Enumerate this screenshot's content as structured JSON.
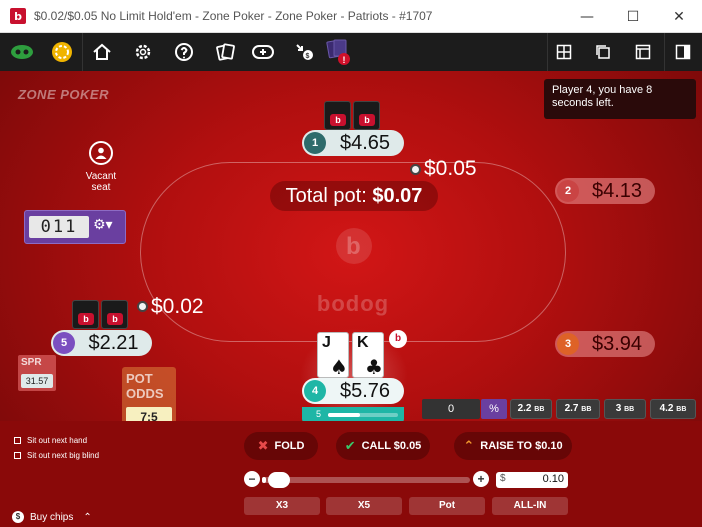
{
  "window": {
    "title": "$0.02/$0.05 No Limit Hold'em - Zone Poker - Zone Poker - Patriots - #1707",
    "app_icon_letter": "b",
    "minimize": "—",
    "maximize": "☐",
    "close": "✕"
  },
  "toolbar": {
    "icons": [
      "lobby-icon",
      "chips-icon",
      "home-icon",
      "settings-icon",
      "help-icon",
      "cards-icon",
      "add-table-icon",
      "rewards-icon",
      "notifications-icon"
    ],
    "layout_icons": [
      "grid-layout-icon",
      "cascade-layout-icon",
      "window-layout-icon",
      "sidebar-layout-icon"
    ]
  },
  "brand": "ZONE POKER",
  "notice": "Player 4, you have 8 seconds left.",
  "pot": {
    "label": "Total pot:",
    "amount": "$0.07"
  },
  "felt_logo": "b",
  "felt_wordmark": "bodog",
  "seats": [
    {
      "num": "1",
      "stack": "$4.65",
      "color": "#2e6b6b",
      "status": "active"
    },
    {
      "num": "2",
      "stack": "$4.13",
      "color": "#c44",
      "status": "folded"
    },
    {
      "num": "3",
      "stack": "$3.94",
      "color": "#e0641e",
      "status": "folded"
    },
    {
      "num": "4",
      "stack": "$5.76",
      "color": "#1fb6a6",
      "status": "hero"
    },
    {
      "num": "5",
      "stack": "$2.21",
      "color": "#7b4fc0",
      "status": "active"
    }
  ],
  "bets": {
    "seat1": "$0.05",
    "seat5": "$0.02"
  },
  "hero_cards": [
    {
      "rank": "J",
      "suit": "♠"
    },
    {
      "rank": "K",
      "suit": "♣"
    }
  ],
  "card_back_logo": "b",
  "dealer_button": "b",
  "hero_timer": {
    "label": "5",
    "fraction": 0.45
  },
  "vacant": {
    "label1": "Vacant",
    "label2": "seat"
  },
  "timebank": {
    "display": "011",
    "gear": "⚙▾"
  },
  "spr": {
    "label": "SPR",
    "value": "31.57"
  },
  "pot_odds": {
    "label": "POT ODDS",
    "value": "7:5"
  },
  "bet_presets": {
    "input_value": "0",
    "pct_label": "%",
    "items": [
      {
        "value": "2.2",
        "unit": "BB"
      },
      {
        "value": "2.7",
        "unit": "BB"
      },
      {
        "value": "3",
        "unit": "BB"
      },
      {
        "value": "4.2",
        "unit": "BB"
      }
    ]
  },
  "sitout": {
    "next_hand": "Sit out next hand",
    "next_big_blind": "Sit out next big blind"
  },
  "actions": {
    "fold": "FOLD",
    "call": "CALL $0.05",
    "raise": "RAISE TO $0.10",
    "fold_icon": "✖",
    "call_icon": "✔",
    "raise_icon": "⌃"
  },
  "raise_slider": {
    "fraction": 0.02,
    "minus": "−",
    "plus": "+",
    "currency": "$",
    "amount": "0.10"
  },
  "quick_bets": [
    "X3",
    "X5",
    "Pot",
    "ALL-IN"
  ],
  "buy_chips": {
    "icon": "$",
    "label": "Buy chips",
    "chevron": "⌃"
  },
  "colors": {
    "accent": "#1fb6a6",
    "table": "#b10f0f",
    "brand_red": "#c8102e",
    "timebank": "#6a3fa0"
  }
}
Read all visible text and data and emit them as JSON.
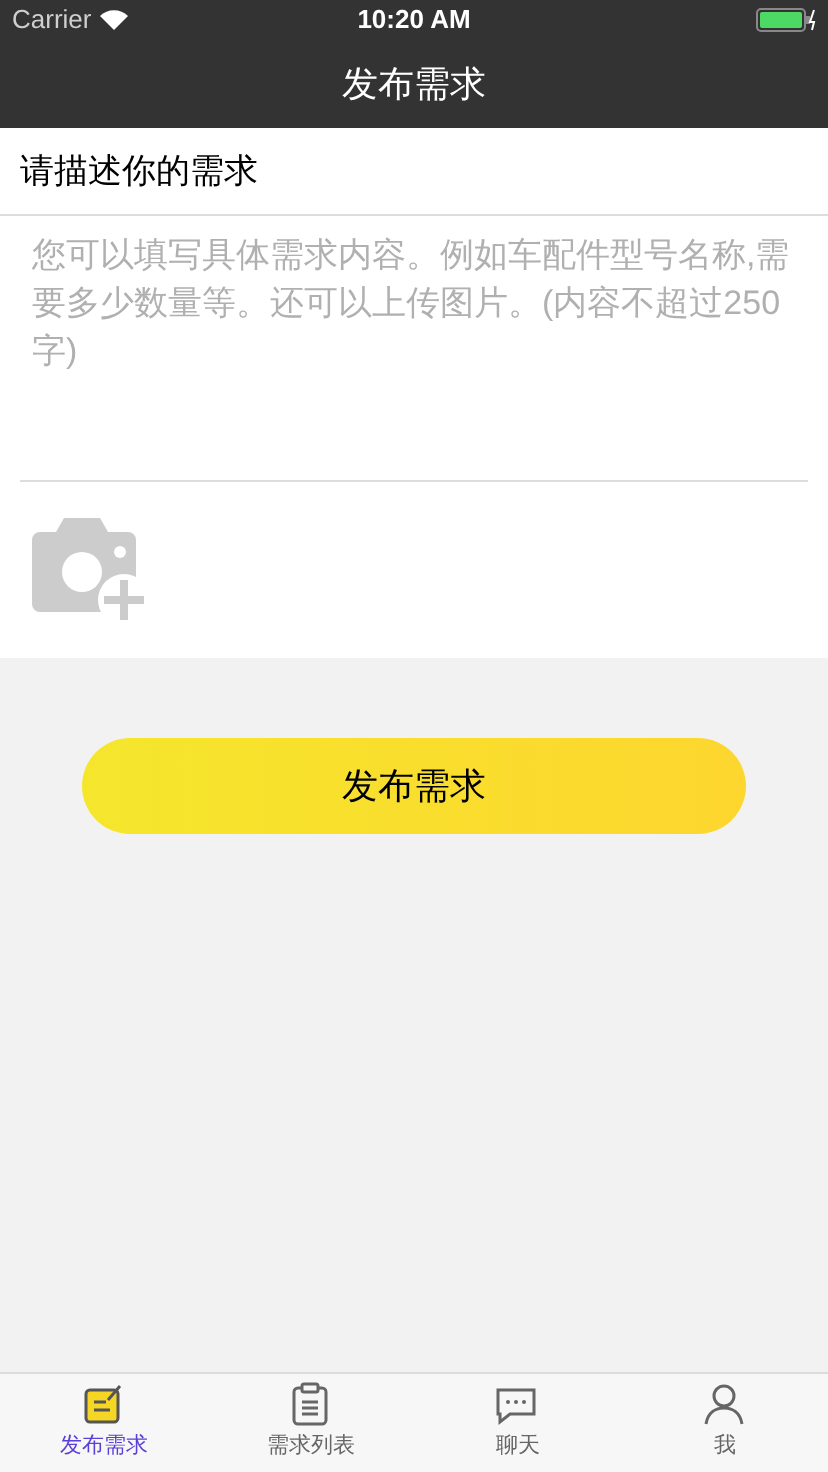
{
  "status_bar": {
    "carrier": "Carrier",
    "time": "10:20 AM"
  },
  "nav": {
    "title": "发布需求"
  },
  "form": {
    "label": "请描述你的需求",
    "placeholder": "您可以填写具体需求内容。例如车配件型号名称,需要多少数量等。还可以上传图片。(内容不超过250字)"
  },
  "submit": "发布需求",
  "tabs": [
    {
      "label": "发布需求",
      "kind": "post",
      "selected": true
    },
    {
      "label": "需求列表",
      "kind": "list",
      "selected": false
    },
    {
      "label": "聊天",
      "kind": "chat",
      "selected": false
    },
    {
      "label": "我",
      "kind": "me",
      "selected": false
    }
  ]
}
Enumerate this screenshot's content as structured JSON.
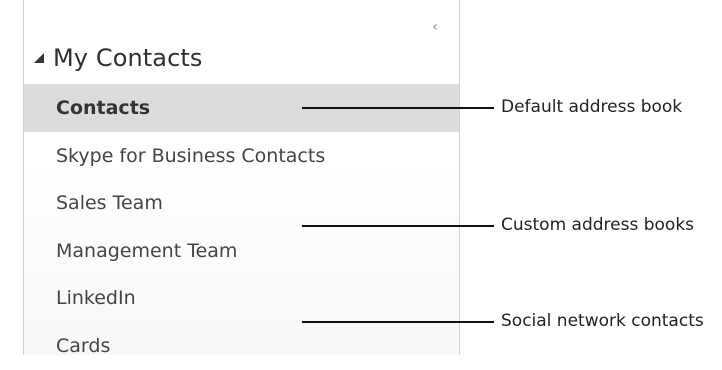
{
  "sidebar": {
    "collapse_glyph": "‹",
    "group": {
      "title": "My Contacts"
    },
    "items": [
      {
        "label": "Contacts",
        "selected": true
      },
      {
        "label": "Skype for Business Contacts",
        "selected": false
      },
      {
        "label": "Sales Team",
        "selected": false
      },
      {
        "label": "Management Team",
        "selected": false
      },
      {
        "label": "LinkedIn",
        "selected": false
      },
      {
        "label": "Cards",
        "selected": false
      }
    ]
  },
  "callouts": {
    "default": "Default address book",
    "custom": "Custom address books",
    "social": "Social network contacts"
  },
  "colors": {
    "selected_background": "#dcdcdc",
    "callout_line": "#111111"
  }
}
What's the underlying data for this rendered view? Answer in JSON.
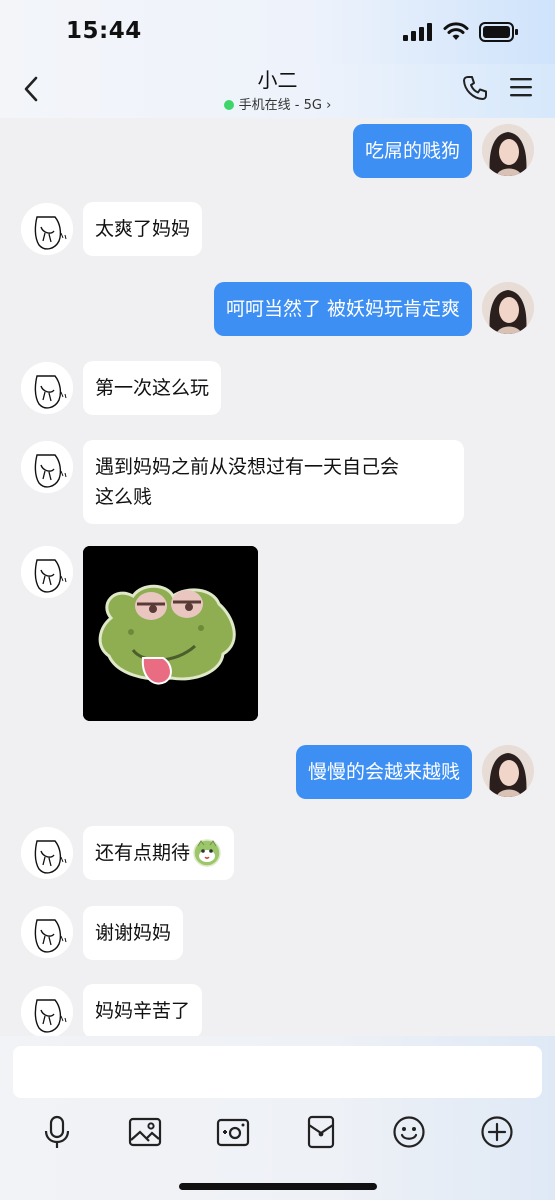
{
  "status_bar": {
    "time": "15:44"
  },
  "header": {
    "back_icon": "chevron-left-icon",
    "title": "小二",
    "subtitle": "手机在线 - 5G",
    "subtitle_chevron": "›",
    "phone_icon": "phone-icon",
    "menu_icon": "menu-icon",
    "online_color": "#3ed66b"
  },
  "colors": {
    "outgoing_bubble": "#3d8ff3",
    "incoming_bubble": "#ffffff",
    "background": "#f0f0f2"
  },
  "messages": [
    {
      "side": "out",
      "text": "吃屌的贱狗"
    },
    {
      "side": "in",
      "text": "太爽了妈妈"
    },
    {
      "side": "out",
      "text": "呵呵当然了 被妖妈玩肯定爽"
    },
    {
      "side": "in",
      "text": "第一次这么玩"
    },
    {
      "side": "in",
      "text": "遇到妈妈之前从没想过有一天自己会\n这么贱"
    },
    {
      "side": "in",
      "sticker": "frog-sticker"
    },
    {
      "side": "out",
      "text": "慢慢的会越来越贱"
    },
    {
      "side": "in",
      "text": "还有点期待"
    },
    {
      "side": "in",
      "text": "谢谢妈妈"
    },
    {
      "side": "in",
      "text": "妈妈辛苦了"
    }
  ],
  "composer": {
    "input_value": "",
    "tools": [
      "microphone-icon",
      "image-icon",
      "camera-icon",
      "red-packet-icon",
      "emoji-icon",
      "plus-icon"
    ]
  }
}
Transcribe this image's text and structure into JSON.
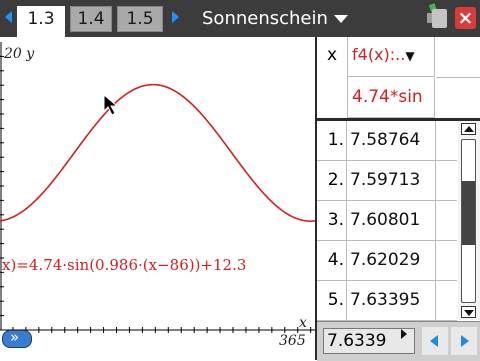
{
  "tabs": [
    {
      "label": "1.3",
      "active": true
    },
    {
      "label": "1.4",
      "active": false
    },
    {
      "label": "1.5",
      "active": false
    }
  ],
  "document_title": "Sonnenschein",
  "graph": {
    "ymax_label": "20 y",
    "xmax_label": "365",
    "x_axis_label": "x",
    "function_label": "x)=4.74·sin(0.986·(x−86))+12.3",
    "curve_color": "#d21f1f",
    "window": {
      "xmin": 0,
      "xmax": 365,
      "ymin": 0,
      "ymax": 20
    },
    "function": {
      "a": 4.74,
      "b": 0.986,
      "c": 86,
      "d": 12.3
    }
  },
  "table": {
    "x_header": "x",
    "func_header": "f4(x):..",
    "func_expression": "4.74*sin",
    "rows": [
      {
        "index": "1.",
        "value": "7.58764"
      },
      {
        "index": "2.",
        "value": "7.59713"
      },
      {
        "index": "3.",
        "value": "7.60801"
      },
      {
        "index": "4.",
        "value": "7.62029"
      },
      {
        "index": "5.",
        "value": "7.63395"
      }
    ],
    "entry_value": "7.6339",
    "scroll_position": 0.25
  }
}
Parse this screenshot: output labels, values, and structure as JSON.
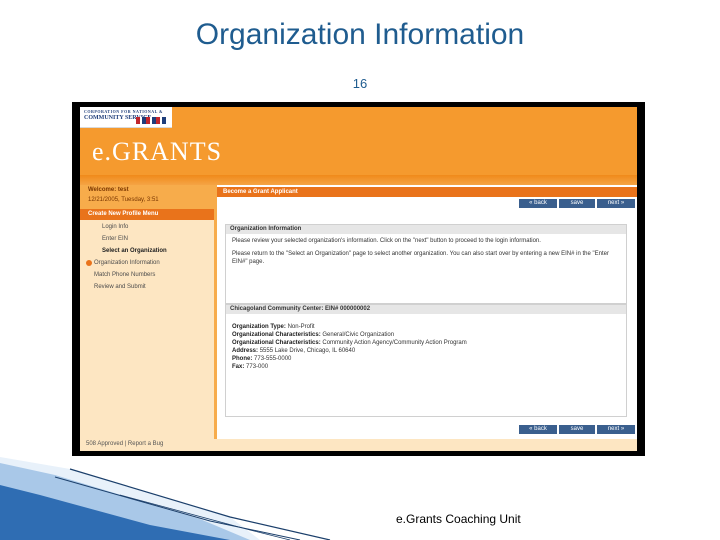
{
  "slide": {
    "title": "Organization Information",
    "number": "16",
    "caption": "e.Grants Coaching Unit"
  },
  "header": {
    "logo_line1": "CORPORATION FOR NATIONAL &",
    "logo_line2": "COMMUNITY SERVICE",
    "app_name": "e.GRANTS"
  },
  "sidebar": {
    "welcome": "Welcome: test",
    "date": "12/21/2005, Tuesday, 3:51",
    "menu_title": "Create New Profile Menu",
    "items": [
      {
        "label": "Login Info",
        "level": 2
      },
      {
        "label": "Enter EIN",
        "level": 2
      },
      {
        "label": "Select an Organization",
        "level": 2
      },
      {
        "label": "Organization Information",
        "level": 1,
        "current": true
      },
      {
        "label": "Match Phone Numbers",
        "level": 1
      },
      {
        "label": "Review and Submit",
        "level": 1
      }
    ]
  },
  "content": {
    "page_bar": "Become a Grant Applicant",
    "nav": {
      "back": "back",
      "save": "save",
      "next": "next"
    },
    "org_box_title": "Organization Information",
    "org_text_1": "Please review your selected organization's information. Click on the \"next\" button to proceed to the login information.",
    "org_text_2": "Please return to the \"Select an Organization\" page to select another organization. You can also start over by entering a new EIN# in the \"Enter EIN#\" page.",
    "detail_title": "Chicagoland Community Center: EIN# 000000002",
    "details": [
      {
        "label": "Organization Type:",
        "value": "Non-Profit"
      },
      {
        "label": "Organizational Characteristics:",
        "value": "General/Civic Organization"
      },
      {
        "label": "Organizational Characteristics:",
        "value": "Community Action Agency/Community Action Program"
      },
      {
        "label": "Address:",
        "value": "5555 Lake Drive, Chicago, IL 60640"
      },
      {
        "label": "Phone:",
        "value": "773-555-0000"
      },
      {
        "label": "Fax:",
        "value": "773-000"
      }
    ]
  },
  "footer": {
    "text": "508 Approved | Report a Bug"
  },
  "colors": {
    "title_blue": "#1f5c8f",
    "banner_orange": "#f59a2e",
    "menu_orange": "#e9731b",
    "button_blue": "#3a5f8e",
    "sidebar_bg": "#fde6c2"
  }
}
# # # #
Out of the material above, select every line that holds the string "left".

**Response to this exercise:**
  "notice": "Player 4, you have 8 seconds left.",
    "back_icon": "chevron-left-icon",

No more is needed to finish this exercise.